> AIM
Pick out each line containing the string "year" and copy it.

> GIVEN RECORDS

-*-

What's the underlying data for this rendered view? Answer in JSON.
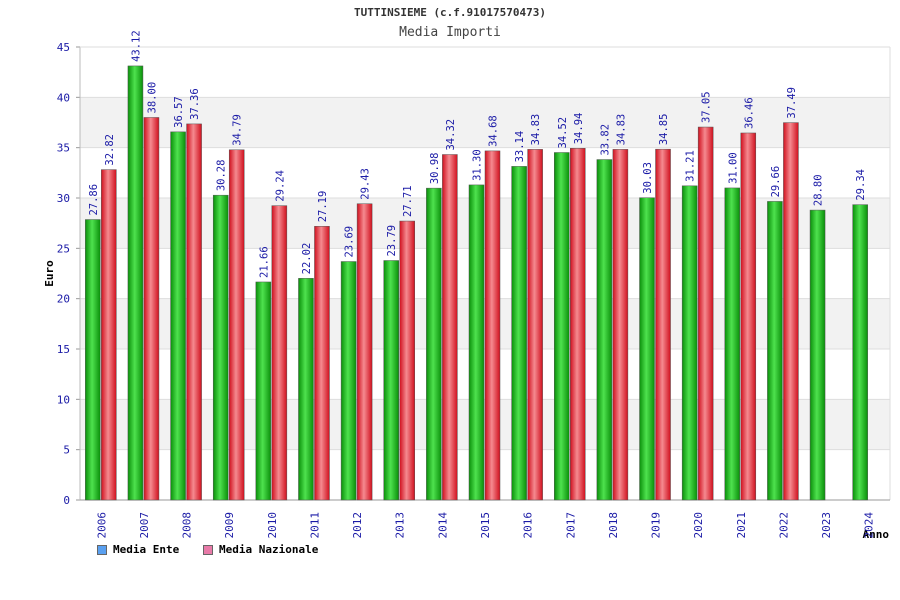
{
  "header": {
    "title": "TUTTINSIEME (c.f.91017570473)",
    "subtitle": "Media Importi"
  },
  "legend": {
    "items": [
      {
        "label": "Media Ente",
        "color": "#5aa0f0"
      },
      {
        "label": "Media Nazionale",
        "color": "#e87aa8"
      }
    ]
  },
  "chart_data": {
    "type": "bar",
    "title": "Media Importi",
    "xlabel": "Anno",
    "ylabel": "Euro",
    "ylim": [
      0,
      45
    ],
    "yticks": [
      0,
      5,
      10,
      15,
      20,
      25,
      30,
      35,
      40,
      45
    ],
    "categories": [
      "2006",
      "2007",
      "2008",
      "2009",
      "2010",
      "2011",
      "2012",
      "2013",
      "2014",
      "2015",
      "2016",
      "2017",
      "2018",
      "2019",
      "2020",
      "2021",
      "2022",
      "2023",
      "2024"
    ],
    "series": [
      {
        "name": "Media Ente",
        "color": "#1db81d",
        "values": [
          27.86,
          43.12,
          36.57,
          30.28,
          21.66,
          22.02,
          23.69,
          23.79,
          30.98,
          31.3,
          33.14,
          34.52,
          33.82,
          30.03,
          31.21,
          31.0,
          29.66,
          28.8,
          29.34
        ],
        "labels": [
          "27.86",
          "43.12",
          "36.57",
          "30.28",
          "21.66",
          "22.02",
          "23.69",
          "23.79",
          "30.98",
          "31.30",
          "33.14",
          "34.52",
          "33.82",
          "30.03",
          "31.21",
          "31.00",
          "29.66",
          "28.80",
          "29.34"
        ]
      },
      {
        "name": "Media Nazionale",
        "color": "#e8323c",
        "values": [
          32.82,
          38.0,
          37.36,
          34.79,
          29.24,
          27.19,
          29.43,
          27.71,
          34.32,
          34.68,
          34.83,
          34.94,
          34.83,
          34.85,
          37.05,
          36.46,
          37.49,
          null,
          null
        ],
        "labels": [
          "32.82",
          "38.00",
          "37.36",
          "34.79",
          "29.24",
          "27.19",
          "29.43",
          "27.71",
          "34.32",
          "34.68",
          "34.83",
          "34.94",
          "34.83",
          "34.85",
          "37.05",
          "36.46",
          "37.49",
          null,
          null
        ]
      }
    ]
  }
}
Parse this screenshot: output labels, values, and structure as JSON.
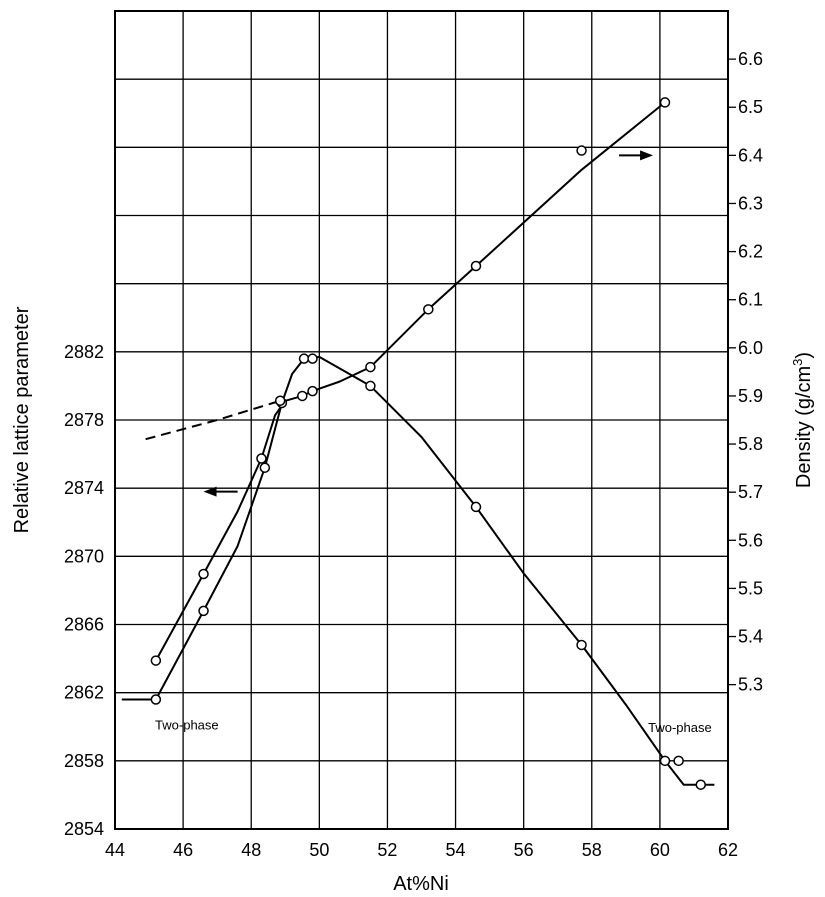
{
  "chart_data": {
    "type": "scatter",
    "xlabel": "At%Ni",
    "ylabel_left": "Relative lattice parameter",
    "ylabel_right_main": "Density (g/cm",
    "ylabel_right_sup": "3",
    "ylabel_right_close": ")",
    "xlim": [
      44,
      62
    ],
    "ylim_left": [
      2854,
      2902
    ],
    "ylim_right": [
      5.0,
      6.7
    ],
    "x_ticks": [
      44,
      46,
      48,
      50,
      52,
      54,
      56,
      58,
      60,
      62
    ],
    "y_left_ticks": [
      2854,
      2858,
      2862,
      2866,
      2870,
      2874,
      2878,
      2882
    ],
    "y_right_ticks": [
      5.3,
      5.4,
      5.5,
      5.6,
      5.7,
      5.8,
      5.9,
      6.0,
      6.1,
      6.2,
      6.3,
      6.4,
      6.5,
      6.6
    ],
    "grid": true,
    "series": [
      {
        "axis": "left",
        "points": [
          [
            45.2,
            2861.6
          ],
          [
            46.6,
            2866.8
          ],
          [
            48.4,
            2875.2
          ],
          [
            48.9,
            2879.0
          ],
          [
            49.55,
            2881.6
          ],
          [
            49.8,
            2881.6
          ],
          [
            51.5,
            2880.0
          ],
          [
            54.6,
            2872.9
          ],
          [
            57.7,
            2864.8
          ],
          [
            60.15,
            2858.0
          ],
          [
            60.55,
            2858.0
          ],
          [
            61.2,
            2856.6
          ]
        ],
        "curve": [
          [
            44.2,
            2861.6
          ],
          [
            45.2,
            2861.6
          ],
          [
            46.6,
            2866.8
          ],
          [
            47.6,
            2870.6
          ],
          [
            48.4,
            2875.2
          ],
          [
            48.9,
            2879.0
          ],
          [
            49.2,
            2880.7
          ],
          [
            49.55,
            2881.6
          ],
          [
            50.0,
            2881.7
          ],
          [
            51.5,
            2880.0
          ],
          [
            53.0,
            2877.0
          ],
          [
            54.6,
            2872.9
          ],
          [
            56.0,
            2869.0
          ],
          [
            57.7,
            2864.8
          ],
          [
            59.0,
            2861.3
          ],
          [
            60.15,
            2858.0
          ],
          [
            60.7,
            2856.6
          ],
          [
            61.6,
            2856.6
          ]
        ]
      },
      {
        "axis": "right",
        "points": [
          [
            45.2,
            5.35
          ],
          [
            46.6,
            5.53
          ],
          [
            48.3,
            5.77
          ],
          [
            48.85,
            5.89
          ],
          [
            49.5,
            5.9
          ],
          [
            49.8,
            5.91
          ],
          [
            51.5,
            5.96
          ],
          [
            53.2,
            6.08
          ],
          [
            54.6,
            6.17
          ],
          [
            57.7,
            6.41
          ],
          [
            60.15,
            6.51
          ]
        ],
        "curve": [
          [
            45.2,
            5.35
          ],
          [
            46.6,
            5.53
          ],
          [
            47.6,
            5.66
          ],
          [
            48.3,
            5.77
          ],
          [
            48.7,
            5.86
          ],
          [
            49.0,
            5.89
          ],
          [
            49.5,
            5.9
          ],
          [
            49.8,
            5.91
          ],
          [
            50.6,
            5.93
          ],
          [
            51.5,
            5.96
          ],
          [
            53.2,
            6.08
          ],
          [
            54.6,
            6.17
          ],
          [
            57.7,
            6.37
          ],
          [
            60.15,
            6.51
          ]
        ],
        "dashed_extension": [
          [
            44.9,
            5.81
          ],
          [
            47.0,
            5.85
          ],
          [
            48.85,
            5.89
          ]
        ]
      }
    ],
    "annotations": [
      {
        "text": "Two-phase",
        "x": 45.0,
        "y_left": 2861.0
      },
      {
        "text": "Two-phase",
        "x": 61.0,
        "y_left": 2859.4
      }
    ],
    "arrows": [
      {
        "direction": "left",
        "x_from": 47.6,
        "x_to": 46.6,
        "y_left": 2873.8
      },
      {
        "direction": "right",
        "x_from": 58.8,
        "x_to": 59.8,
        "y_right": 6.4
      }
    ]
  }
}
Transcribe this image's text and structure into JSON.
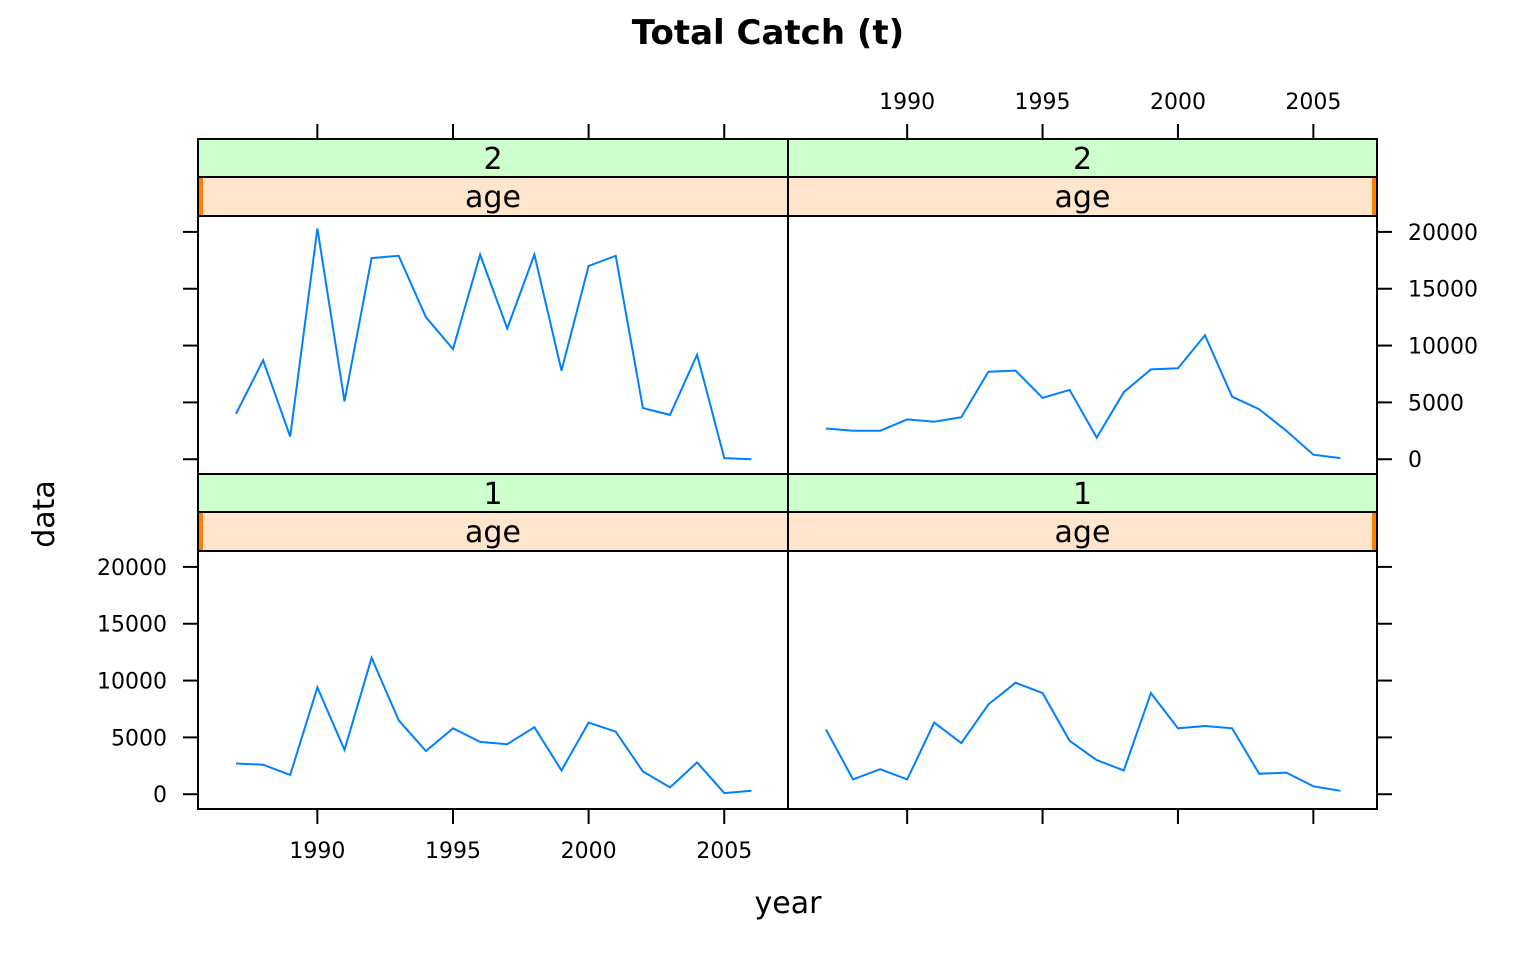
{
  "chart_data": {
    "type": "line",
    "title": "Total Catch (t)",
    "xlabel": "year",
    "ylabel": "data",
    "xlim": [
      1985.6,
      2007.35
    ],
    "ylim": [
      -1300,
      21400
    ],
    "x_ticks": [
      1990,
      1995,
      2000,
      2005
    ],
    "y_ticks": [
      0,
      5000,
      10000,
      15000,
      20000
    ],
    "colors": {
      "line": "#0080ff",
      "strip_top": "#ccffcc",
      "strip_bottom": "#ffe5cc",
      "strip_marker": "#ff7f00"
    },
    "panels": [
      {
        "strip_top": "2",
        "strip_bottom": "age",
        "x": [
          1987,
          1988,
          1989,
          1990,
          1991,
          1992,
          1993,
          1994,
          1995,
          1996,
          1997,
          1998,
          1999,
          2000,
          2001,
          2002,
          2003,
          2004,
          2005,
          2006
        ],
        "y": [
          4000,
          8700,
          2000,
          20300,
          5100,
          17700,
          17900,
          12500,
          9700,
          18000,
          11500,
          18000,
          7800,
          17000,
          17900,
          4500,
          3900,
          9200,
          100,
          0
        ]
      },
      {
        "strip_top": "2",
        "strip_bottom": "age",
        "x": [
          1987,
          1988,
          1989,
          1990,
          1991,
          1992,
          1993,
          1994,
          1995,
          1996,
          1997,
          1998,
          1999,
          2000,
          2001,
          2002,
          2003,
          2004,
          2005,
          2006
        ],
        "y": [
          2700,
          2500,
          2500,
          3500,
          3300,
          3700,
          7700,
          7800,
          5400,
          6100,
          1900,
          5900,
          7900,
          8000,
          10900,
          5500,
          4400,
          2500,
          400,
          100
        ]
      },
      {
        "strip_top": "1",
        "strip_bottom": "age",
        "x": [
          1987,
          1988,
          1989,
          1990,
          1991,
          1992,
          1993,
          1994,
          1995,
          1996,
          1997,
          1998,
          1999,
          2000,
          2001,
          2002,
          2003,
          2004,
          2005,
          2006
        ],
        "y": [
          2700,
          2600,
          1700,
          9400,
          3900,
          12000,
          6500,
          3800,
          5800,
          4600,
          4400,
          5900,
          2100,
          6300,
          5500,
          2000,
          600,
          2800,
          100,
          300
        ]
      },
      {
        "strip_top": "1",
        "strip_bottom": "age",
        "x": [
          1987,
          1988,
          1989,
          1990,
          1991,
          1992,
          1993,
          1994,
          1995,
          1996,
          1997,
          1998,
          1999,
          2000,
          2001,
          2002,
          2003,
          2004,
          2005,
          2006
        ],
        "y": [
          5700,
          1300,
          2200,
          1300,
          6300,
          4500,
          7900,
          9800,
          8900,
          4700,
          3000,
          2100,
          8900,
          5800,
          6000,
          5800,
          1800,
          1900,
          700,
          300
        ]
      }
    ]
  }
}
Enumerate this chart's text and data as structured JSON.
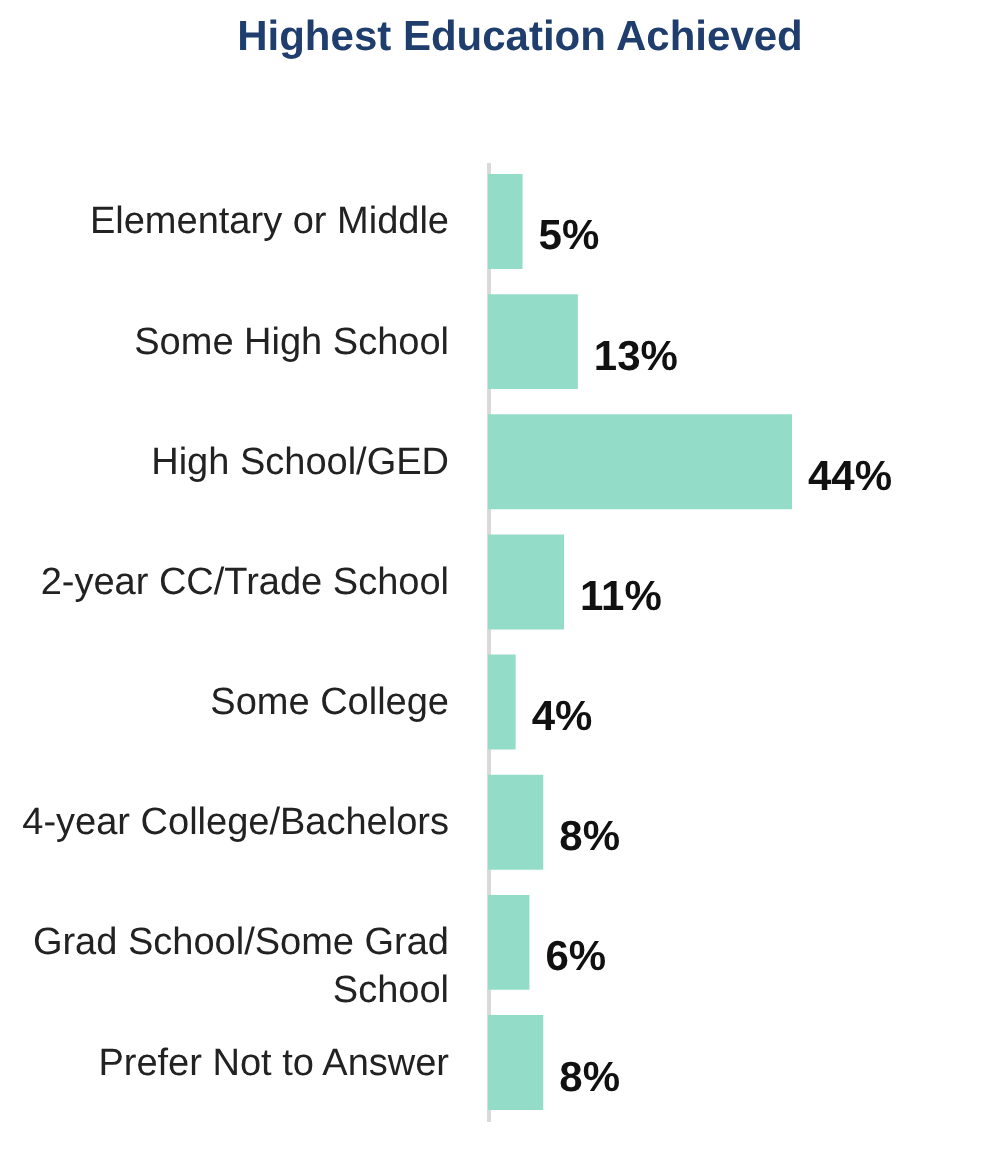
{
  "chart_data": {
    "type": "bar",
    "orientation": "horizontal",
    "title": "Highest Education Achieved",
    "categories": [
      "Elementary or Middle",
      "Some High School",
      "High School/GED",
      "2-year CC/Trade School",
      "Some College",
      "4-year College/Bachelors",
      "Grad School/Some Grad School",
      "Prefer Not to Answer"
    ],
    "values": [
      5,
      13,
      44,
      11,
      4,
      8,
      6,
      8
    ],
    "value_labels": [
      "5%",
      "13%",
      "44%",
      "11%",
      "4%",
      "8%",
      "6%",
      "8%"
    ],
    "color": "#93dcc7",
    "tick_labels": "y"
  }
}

-*-

> SOLUTION
    "xlabel": "year",
      "2-year CC/Trade School",
      "4-year College/Bachelors",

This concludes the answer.